— start of DATASET ENTRIES —
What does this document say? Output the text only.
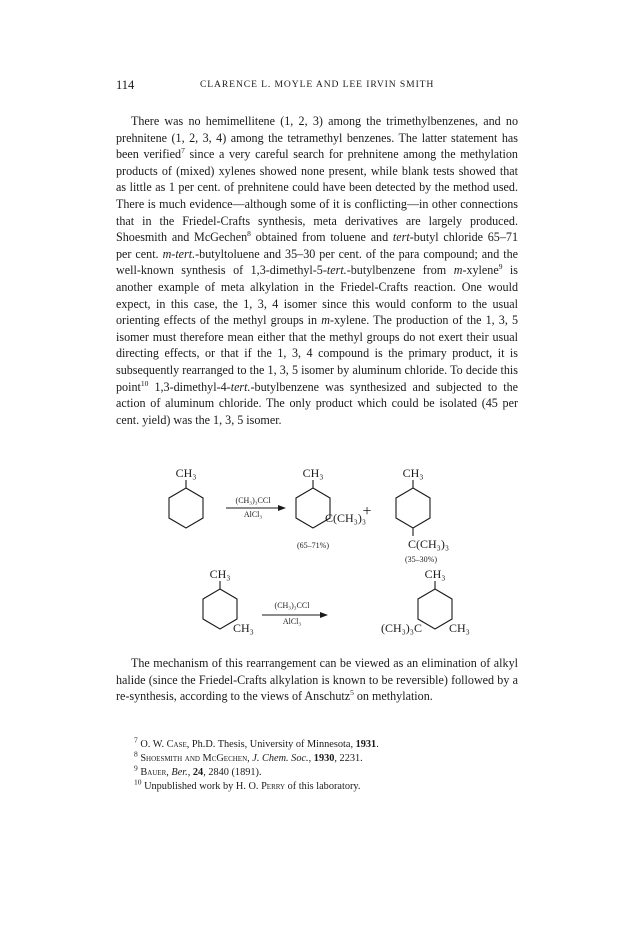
114	CLARENCE L. MOYLE AND LEE IRVIN SMITH

There was no hemimellitene (1, 2, 3) among the trimethylbenzenes, and no prehnitene (1, 2, 3, 4) among the tetramethyl benzenes. The latter statement has been verified$^7$ since a very careful search for prehnitene among the methylation products of (mixed) xylenes showed none present, while blank tests showed that as little as 1 per cent. of prehnitene could have been detected by the method used. There is much evidence—although some of it is conflicting—in other connections that in the Friedel-Crafts synthesis, meta derivatives are largely produced. Shoesmith and McGechen$^8$ obtained from toluene and tert-butyl chloride 65–71 per cent. m-tert.-butyltoluene and 35–30 per cent. of the para compound; and the well-known synthesis of 1,3-dimethyl-5-tert.-butylbenzene from m-xylene$^9$ is another example of meta alkylation in the Friedel-Crafts reaction. One would expect, in this case, the 1, 3, 4 isomer since this would conform to the usual orienting effects of the methyl groups in m-xylene. The production of the 1, 3, 5 isomer must therefore mean either that the methyl groups do not exert their usual directing effects, or that if the 1, 3, 4 compound is the primary product, it is subsequently rearranged to the 1, 3, 5 isomer by aluminum chloride. To decide this point$^{10}$ 1,3-dimethyl-4-tert.-butylbenzene was synthesized and subjected to the action of aluminum chloride. The only product which could be isolated (45 per cent. yield) was the 1, 3, 5 isomer.

CH₃	CH₃	CH₃
(CH₃)₃CCl
AlCl₃	C(CH₃)₃
+
C(CH₃)₃
(65–71%)
(35–30%)
CH₃
CH₃
CH₃
CH₃
(CH₃)₃C
(CH₃)₃CCl
AlCl₃

The mechanism of this rearrangement can be viewed as an elimination of alkyl halide (since the Friedel-Crafts alkylation is known to be reversible) followed by a re-synthesis, according to the views of Anschutz$^5$ on methylation.

$^7$ O. W. Case, Ph.D. Thesis, University of Minnesota, 1931.
$^8$ Shoesmith and McGechen, J. Chem. Soc., 1930, 2231.
$^9$ Bauer, Ber., 24, 2840 (1891).
$^{10}$ Unpublished work by H. O. Perry of this laboratory.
— end of DATASET ENTRIES —
» EXERCISE
Repeat the material above in full and unchanged, minus its images.

» COMPLETED EXERCISE
What does this document say? Output the text only.
114	CLARENCE L. MOYLE AND LEE IRVIN SMITH

There was no hemimellitene (1, 2, 3) among the trimethylbenzenes, and no prehnitene (1, 2, 3, 4) among the tetramethyl benzenes. The latter statement has been verified$^7$ since a very careful search for prehnitene among the methylation products of (mixed) xylenes showed none present, while blank tests showed that as little as 1 per cent. of prehnitene could have been detected by the method used. There is much evidence—although some of it is conflicting—in other connections that in the Friedel-Crafts synthesis, meta derivatives are largely produced. Shoesmith and McGechen$^8$ obtained from toluene and tert-butyl chloride 65–71 per cent. m-tert.-butyltoluene and 35–30 per cent. of the para compound; and the well-known synthesis of 1,3-dimethyl-5-tert.-butylbenzene from m-xylene$^9$ is another example of meta alkylation in the Friedel-Crafts reaction. One would expect, in this case, the 1, 3, 4 isomer since this would conform to the usual orienting effects of the methyl groups in m-xylene. The production of the 1, 3, 5 isomer must therefore mean either that the methyl groups do not exert their usual directing effects, or that if the 1, 3, 4 compound is the primary product, it is subsequently rearranged to the 1, 3, 5 isomer by aluminum chloride. To decide this point$^{10}$ 1,3-dimethyl-4-tert.-butylbenzene was synthesized and subjected to the action of aluminum chloride. The only product which could be isolated (45 per cent. yield) was the 1, 3, 5 isomer.

CH₃	CH₃	CH₃
(CH₃)₃CCl
AlCl₃	C(CH₃)₃
+
C(CH₃)₃
(65–71%)
(35–30%)
CH₃
CH₃
CH₃
CH₃
(CH₃)₃C
(CH₃)₃CCl
AlCl₃

The mechanism of this rearrangement can be viewed as an elimination of alkyl halide (since the Friedel-Crafts alkylation is known to be reversible) followed by a re-synthesis, according to the views of Anschutz$^5$ on methylation.

$^7$ O. W. Case, Ph.D. Thesis, University of Minnesota, 1931.
$^8$ Shoesmith and McGechen, J. Chem. Soc., 1930, 2231.
$^9$ Bauer, Ber., 24, 2840 (1891).
$^{10}$ Unpublished work by H. O. Perry of this laboratory.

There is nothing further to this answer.